● **What the task requires**: What is the number of lines in the data holding the word "this"? Give that number by itself.

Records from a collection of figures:
###
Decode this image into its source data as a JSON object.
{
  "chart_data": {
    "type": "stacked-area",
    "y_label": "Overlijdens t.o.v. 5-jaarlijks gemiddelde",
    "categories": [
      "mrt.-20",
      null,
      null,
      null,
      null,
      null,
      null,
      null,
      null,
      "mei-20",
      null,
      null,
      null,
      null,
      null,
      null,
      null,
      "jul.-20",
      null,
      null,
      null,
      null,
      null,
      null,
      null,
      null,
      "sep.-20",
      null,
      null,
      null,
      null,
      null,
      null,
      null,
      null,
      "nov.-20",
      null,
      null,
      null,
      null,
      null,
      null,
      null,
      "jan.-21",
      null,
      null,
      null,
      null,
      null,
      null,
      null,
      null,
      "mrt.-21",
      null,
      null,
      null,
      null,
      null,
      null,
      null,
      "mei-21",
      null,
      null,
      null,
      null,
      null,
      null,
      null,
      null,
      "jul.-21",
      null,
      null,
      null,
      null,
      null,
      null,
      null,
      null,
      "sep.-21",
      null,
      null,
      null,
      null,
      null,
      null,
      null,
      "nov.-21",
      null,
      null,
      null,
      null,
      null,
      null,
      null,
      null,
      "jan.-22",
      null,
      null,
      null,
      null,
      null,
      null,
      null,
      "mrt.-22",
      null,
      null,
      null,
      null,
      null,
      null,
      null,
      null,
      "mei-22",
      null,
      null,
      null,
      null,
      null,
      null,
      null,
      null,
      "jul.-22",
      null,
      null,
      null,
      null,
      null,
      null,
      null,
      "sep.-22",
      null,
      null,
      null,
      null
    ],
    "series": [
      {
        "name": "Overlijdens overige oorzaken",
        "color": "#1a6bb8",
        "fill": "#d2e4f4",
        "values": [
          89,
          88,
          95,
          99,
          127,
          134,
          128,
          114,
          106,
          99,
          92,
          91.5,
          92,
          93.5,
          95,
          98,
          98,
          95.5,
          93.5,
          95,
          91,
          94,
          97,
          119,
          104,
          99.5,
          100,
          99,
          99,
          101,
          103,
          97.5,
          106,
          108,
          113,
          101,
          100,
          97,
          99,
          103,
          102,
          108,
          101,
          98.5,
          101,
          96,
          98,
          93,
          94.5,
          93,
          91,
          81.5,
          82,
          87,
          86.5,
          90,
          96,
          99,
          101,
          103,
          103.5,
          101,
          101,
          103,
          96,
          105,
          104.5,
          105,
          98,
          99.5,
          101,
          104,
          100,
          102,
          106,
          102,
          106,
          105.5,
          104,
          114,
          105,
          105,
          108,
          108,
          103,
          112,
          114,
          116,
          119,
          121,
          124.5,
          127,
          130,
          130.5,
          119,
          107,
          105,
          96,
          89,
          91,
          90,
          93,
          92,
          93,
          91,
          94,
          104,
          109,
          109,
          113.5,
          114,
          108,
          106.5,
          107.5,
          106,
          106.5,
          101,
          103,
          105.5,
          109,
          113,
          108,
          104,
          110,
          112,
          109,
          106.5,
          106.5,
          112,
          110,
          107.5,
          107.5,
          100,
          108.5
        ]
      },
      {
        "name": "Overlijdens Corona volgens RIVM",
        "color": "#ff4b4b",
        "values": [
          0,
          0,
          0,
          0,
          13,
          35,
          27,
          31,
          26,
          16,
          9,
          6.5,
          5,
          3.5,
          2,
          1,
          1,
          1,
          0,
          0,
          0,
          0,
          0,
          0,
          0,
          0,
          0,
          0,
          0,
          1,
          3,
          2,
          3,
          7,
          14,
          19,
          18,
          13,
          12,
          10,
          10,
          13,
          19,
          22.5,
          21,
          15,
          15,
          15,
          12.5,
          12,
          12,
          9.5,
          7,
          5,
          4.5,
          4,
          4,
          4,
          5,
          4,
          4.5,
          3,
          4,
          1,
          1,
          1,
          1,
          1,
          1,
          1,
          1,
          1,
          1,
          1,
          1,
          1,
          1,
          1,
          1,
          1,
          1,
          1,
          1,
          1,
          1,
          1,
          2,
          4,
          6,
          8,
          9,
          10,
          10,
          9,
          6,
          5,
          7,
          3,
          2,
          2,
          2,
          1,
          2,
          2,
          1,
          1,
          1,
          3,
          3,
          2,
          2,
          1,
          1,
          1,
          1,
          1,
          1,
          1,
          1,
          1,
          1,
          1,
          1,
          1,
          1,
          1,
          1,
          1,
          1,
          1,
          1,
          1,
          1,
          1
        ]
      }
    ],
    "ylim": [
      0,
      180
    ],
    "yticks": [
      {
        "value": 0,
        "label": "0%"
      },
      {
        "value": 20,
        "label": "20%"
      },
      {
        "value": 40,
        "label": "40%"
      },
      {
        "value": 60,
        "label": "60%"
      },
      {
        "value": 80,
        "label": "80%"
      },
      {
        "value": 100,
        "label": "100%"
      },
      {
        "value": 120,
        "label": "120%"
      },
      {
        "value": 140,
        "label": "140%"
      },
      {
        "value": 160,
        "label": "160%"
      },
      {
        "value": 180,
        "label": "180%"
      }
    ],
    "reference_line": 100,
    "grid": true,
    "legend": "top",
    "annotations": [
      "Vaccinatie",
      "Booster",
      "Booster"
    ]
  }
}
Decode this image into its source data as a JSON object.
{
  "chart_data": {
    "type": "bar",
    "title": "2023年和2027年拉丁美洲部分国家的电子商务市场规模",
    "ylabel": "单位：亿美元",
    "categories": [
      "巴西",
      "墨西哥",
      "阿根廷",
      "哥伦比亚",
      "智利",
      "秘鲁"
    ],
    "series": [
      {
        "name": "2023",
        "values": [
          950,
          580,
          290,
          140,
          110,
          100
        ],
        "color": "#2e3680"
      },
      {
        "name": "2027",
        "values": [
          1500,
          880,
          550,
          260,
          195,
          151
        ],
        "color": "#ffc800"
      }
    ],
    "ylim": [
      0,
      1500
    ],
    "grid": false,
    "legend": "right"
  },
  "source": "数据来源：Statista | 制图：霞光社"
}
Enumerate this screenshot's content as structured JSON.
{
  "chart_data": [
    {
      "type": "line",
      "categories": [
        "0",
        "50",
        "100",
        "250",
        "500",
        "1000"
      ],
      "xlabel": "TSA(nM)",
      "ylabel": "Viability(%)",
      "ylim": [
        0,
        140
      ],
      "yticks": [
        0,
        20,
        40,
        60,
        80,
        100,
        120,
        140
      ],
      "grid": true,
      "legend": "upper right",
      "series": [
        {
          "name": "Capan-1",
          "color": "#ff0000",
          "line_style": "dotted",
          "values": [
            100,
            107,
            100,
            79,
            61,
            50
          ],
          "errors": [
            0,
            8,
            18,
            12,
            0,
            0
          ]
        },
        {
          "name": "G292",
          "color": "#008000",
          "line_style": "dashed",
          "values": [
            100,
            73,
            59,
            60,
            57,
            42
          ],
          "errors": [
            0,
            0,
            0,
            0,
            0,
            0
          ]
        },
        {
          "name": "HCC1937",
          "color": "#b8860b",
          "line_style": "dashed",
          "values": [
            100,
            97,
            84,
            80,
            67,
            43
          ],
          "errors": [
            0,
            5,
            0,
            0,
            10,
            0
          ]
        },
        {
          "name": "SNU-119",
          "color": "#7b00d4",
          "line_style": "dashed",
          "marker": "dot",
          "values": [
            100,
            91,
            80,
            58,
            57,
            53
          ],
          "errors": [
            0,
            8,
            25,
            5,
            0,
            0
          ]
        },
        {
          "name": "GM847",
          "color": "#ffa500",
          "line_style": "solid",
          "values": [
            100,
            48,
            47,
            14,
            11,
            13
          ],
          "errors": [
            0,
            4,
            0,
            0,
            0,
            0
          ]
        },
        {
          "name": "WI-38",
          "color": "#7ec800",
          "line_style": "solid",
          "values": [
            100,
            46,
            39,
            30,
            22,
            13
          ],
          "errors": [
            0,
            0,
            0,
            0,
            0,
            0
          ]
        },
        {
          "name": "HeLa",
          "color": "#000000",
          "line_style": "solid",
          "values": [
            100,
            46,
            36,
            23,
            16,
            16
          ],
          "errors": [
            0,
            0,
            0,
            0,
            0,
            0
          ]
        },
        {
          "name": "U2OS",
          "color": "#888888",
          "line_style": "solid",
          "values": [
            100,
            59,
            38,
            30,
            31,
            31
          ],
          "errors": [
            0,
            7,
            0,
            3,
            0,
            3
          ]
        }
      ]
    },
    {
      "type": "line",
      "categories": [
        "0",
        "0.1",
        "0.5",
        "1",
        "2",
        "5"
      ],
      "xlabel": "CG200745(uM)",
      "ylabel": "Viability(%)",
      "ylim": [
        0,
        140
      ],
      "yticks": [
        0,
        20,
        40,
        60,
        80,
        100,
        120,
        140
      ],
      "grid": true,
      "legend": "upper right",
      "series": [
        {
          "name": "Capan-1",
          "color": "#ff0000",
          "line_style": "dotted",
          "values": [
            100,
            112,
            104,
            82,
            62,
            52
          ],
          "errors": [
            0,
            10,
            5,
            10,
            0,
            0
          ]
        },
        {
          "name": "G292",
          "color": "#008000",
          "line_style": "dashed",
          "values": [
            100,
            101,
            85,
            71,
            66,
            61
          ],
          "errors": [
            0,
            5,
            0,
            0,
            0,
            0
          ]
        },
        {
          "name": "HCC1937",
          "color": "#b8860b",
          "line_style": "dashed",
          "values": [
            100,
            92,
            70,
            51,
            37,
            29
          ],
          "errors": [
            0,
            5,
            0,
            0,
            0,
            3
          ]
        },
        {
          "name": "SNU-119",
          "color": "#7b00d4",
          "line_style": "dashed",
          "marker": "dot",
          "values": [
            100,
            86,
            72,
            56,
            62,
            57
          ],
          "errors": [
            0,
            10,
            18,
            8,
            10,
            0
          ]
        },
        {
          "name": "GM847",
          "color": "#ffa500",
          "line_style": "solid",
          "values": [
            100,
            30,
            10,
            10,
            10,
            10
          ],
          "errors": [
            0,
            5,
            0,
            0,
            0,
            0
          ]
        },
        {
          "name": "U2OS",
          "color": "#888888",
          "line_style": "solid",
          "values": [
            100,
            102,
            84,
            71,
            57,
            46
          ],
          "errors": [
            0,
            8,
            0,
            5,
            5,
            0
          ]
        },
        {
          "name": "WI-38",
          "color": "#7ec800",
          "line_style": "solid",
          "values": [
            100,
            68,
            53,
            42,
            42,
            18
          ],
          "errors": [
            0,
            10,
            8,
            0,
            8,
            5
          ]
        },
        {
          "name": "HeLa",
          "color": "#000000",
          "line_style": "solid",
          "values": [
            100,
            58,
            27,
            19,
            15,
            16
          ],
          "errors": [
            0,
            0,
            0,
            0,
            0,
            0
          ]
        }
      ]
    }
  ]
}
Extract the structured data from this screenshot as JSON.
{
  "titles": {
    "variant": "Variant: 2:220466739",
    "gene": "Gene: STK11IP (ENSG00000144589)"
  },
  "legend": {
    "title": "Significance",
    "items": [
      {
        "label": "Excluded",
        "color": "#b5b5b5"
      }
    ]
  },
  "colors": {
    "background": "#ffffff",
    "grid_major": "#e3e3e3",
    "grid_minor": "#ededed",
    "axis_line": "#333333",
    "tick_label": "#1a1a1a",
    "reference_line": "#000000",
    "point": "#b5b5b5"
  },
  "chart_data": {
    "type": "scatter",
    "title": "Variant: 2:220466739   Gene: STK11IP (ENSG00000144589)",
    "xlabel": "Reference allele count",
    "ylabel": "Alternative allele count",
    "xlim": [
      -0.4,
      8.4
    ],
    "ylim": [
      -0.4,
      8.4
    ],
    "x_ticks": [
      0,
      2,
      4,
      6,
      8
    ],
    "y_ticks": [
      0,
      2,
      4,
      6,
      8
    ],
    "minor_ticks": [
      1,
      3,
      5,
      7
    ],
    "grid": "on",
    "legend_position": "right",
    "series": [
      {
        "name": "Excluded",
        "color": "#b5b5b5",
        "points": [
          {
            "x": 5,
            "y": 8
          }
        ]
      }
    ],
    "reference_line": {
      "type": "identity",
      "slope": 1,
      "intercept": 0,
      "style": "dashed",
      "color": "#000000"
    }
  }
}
###
● **Task output**: 4